> [Task statement] Could you copy every line from the material below in which "this" appears?

> [Exercise data]
......
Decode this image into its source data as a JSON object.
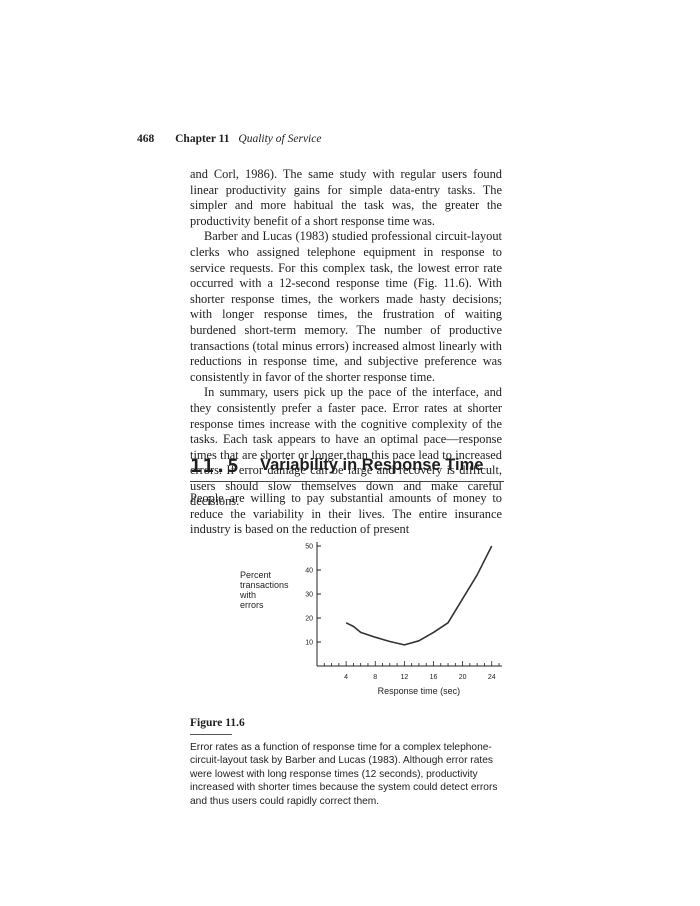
{
  "header": {
    "page_number": "468",
    "chapter": "Chapter 11",
    "chapter_title": "Quality of Service"
  },
  "paragraphs": {
    "p1": "and Corl, 1986). The same study with regular users found linear productivity gains for simple data-entry tasks. The simpler and more habitual the task was, the greater the productivity benefit of a short response time was.",
    "p2": "Barber and Lucas (1983) studied professional circuit-layout clerks who assigned telephone equipment in response to service requests. For this complex task, the lowest error rate occurred with a 12-second response time (Fig. 11.6). With shorter response times, the workers made hasty decisions; with longer response times, the frustration of waiting burdened short-term memory. The number of productive transactions (total minus errors) increased almost linearly with reductions in response time, and subjective preference was consistently in favor of the shorter response time.",
    "p3": "In summary, users pick up the pace of the interface, and they consistently prefer a faster pace. Error rates at shorter response times increase with the cognitive complexity of the tasks. Each task appears to have an optimal pace—response times that are shorter or longer than this pace lead to increased errors. If error damage can be large and recovery is difficult, users should slow themselves down and make careful decisions."
  },
  "section": {
    "number": "11.5",
    "title": "Variability in Response Time",
    "p1": "People are willing to pay substantial amounts of money to reduce the variability in their lives. The entire insurance industry is based on the reduction of present"
  },
  "chart_data": {
    "type": "line",
    "ylabel": [
      "Percent",
      "transactions",
      "with",
      "errors"
    ],
    "xlabel": "Response time (sec)",
    "xlim": [
      0,
      25
    ],
    "ylim": [
      0,
      50
    ],
    "xticks": [
      4,
      8,
      12,
      16,
      20,
      24
    ],
    "yticks": [
      10,
      20,
      30,
      40,
      50
    ],
    "x": [
      4,
      5,
      6,
      8,
      10,
      12,
      14,
      16,
      18,
      20,
      22,
      24
    ],
    "y": [
      18,
      16.5,
      14,
      12,
      10.2,
      8.8,
      10.5,
      14,
      18,
      28,
      38,
      50
    ]
  },
  "figure": {
    "label": "Figure 11.6",
    "caption": "Error rates as a function of response time for a complex telephone-circuit-layout task by Barber and Lucas (1983). Although error rates were lowest with long response times (12 seconds), productivity increased with shorter times because the system could detect errors and thus users could rapidly correct them."
  }
}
......
> [Solution below]
Decode this image into its source data as a JSON object.
    "p2": "Barber and Lucas (1983) studied professional circuit-layout clerks who assigned telephone equipment in response to service requests. For this complex task, the lowest error rate occurred with a 12-second response time (Fig. 11.6). With shorter response times, the workers made hasty decisions; with longer response times, the frustration of waiting burdened short-term memory. The number of productive transactions (total minus errors) increased almost linearly with reductions in response time, and subjective preference was consistently in favor of the shorter response time.",
    "p3": "In summary, users pick up the pace of the interface, and they consistently prefer a faster pace. Error rates at shorter response times increase with the cognitive complexity of the tasks. Each task appears to have an optimal pace—response times that are shorter or longer than this pace lead to increased errors. If error damage can be large and recovery is difficult, users should slow themselves down and make careful decisions."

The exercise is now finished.